DO THIS →
Please retype the records below exactly, leaving out any pictures.

-*-

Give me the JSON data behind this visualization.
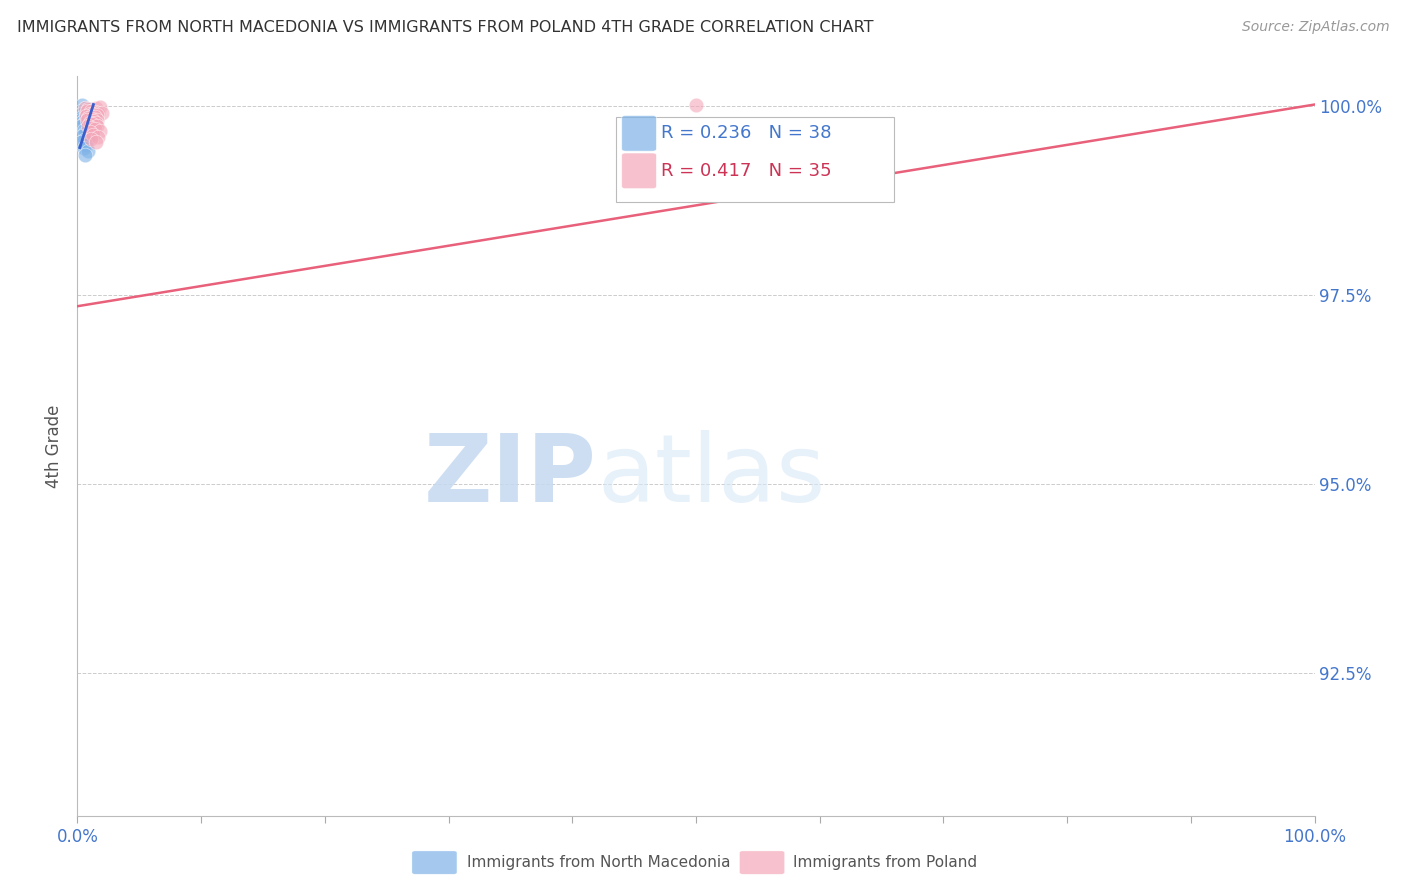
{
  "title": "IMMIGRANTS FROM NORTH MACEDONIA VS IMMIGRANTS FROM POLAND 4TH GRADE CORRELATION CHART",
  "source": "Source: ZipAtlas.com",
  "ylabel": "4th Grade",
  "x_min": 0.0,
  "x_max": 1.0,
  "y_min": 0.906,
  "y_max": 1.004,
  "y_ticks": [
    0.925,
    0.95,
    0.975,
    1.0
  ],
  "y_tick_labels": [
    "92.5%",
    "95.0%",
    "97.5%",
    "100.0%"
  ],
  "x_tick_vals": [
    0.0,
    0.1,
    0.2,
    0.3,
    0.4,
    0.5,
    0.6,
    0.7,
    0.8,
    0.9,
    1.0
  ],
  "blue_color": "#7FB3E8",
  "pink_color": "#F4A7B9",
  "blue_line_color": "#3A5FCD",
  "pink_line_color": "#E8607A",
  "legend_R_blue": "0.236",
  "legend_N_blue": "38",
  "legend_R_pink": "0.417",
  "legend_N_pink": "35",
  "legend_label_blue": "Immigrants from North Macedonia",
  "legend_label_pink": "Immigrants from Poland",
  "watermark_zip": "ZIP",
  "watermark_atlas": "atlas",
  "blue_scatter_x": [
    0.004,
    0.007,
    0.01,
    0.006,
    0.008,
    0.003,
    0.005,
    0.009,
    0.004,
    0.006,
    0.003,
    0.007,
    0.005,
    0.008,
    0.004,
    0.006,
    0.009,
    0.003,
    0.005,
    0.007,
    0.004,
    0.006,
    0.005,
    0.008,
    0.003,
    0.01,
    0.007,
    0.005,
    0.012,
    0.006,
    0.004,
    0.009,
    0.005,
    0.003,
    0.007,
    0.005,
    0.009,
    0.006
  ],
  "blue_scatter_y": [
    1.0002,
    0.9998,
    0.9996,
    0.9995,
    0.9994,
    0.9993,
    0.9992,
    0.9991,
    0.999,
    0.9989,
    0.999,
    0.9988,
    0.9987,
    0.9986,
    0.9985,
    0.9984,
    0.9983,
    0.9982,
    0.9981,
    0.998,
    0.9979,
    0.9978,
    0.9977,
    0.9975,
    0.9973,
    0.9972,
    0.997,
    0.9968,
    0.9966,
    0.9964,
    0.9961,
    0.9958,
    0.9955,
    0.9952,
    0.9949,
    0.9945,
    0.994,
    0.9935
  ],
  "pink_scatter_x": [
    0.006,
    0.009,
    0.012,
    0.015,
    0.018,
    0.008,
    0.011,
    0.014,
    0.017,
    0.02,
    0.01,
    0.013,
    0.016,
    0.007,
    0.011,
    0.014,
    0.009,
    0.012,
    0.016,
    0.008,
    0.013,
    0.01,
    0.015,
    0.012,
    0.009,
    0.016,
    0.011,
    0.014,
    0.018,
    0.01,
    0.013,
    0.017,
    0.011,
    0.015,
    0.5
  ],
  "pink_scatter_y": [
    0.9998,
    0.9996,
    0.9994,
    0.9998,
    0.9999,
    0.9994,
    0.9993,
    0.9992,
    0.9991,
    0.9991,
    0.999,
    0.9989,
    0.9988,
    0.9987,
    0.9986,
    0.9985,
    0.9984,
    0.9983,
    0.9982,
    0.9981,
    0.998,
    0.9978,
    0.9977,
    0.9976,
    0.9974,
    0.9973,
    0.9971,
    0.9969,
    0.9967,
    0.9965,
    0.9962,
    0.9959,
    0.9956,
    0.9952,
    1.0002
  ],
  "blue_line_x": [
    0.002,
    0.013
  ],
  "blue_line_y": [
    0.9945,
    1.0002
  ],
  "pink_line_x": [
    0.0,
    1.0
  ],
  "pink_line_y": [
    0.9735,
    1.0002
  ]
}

-*-

IN RESPONSE →
Give me the JSON data behind this visualization.
{
  "title": "IMMIGRANTS FROM NORTH MACEDONIA VS IMMIGRANTS FROM POLAND 4TH GRADE CORRELATION CHART",
  "source": "Source: ZipAtlas.com",
  "ylabel": "4th Grade",
  "x_min": 0.0,
  "x_max": 1.0,
  "y_min": 0.906,
  "y_max": 1.004,
  "y_ticks": [
    0.925,
    0.95,
    0.975,
    1.0
  ],
  "y_tick_labels": [
    "92.5%",
    "95.0%",
    "97.5%",
    "100.0%"
  ],
  "x_tick_vals": [
    0.0,
    0.1,
    0.2,
    0.3,
    0.4,
    0.5,
    0.6,
    0.7,
    0.8,
    0.9,
    1.0
  ],
  "blue_color": "#7FB3E8",
  "pink_color": "#F4A7B9",
  "blue_line_color": "#3A5FCD",
  "pink_line_color": "#E8607A",
  "legend_R_blue": "0.236",
  "legend_N_blue": "38",
  "legend_R_pink": "0.417",
  "legend_N_pink": "35",
  "legend_label_blue": "Immigrants from North Macedonia",
  "legend_label_pink": "Immigrants from Poland",
  "watermark_zip": "ZIP",
  "watermark_atlas": "atlas",
  "blue_scatter_x": [
    0.004,
    0.007,
    0.01,
    0.006,
    0.008,
    0.003,
    0.005,
    0.009,
    0.004,
    0.006,
    0.003,
    0.007,
    0.005,
    0.008,
    0.004,
    0.006,
    0.009,
    0.003,
    0.005,
    0.007,
    0.004,
    0.006,
    0.005,
    0.008,
    0.003,
    0.01,
    0.007,
    0.005,
    0.012,
    0.006,
    0.004,
    0.009,
    0.005,
    0.003,
    0.007,
    0.005,
    0.009,
    0.006
  ],
  "blue_scatter_y": [
    1.0002,
    0.9998,
    0.9996,
    0.9995,
    0.9994,
    0.9993,
    0.9992,
    0.9991,
    0.999,
    0.9989,
    0.999,
    0.9988,
    0.9987,
    0.9986,
    0.9985,
    0.9984,
    0.9983,
    0.9982,
    0.9981,
    0.998,
    0.9979,
    0.9978,
    0.9977,
    0.9975,
    0.9973,
    0.9972,
    0.997,
    0.9968,
    0.9966,
    0.9964,
    0.9961,
    0.9958,
    0.9955,
    0.9952,
    0.9949,
    0.9945,
    0.994,
    0.9935
  ],
  "pink_scatter_x": [
    0.006,
    0.009,
    0.012,
    0.015,
    0.018,
    0.008,
    0.011,
    0.014,
    0.017,
    0.02,
    0.01,
    0.013,
    0.016,
    0.007,
    0.011,
    0.014,
    0.009,
    0.012,
    0.016,
    0.008,
    0.013,
    0.01,
    0.015,
    0.012,
    0.009,
    0.016,
    0.011,
    0.014,
    0.018,
    0.01,
    0.013,
    0.017,
    0.011,
    0.015,
    0.5
  ],
  "pink_scatter_y": [
    0.9998,
    0.9996,
    0.9994,
    0.9998,
    0.9999,
    0.9994,
    0.9993,
    0.9992,
    0.9991,
    0.9991,
    0.999,
    0.9989,
    0.9988,
    0.9987,
    0.9986,
    0.9985,
    0.9984,
    0.9983,
    0.9982,
    0.9981,
    0.998,
    0.9978,
    0.9977,
    0.9976,
    0.9974,
    0.9973,
    0.9971,
    0.9969,
    0.9967,
    0.9965,
    0.9962,
    0.9959,
    0.9956,
    0.9952,
    1.0002
  ],
  "blue_line_x": [
    0.002,
    0.013
  ],
  "blue_line_y": [
    0.9945,
    1.0002
  ],
  "pink_line_x": [
    0.0,
    1.0
  ],
  "pink_line_y": [
    0.9735,
    1.0002
  ]
}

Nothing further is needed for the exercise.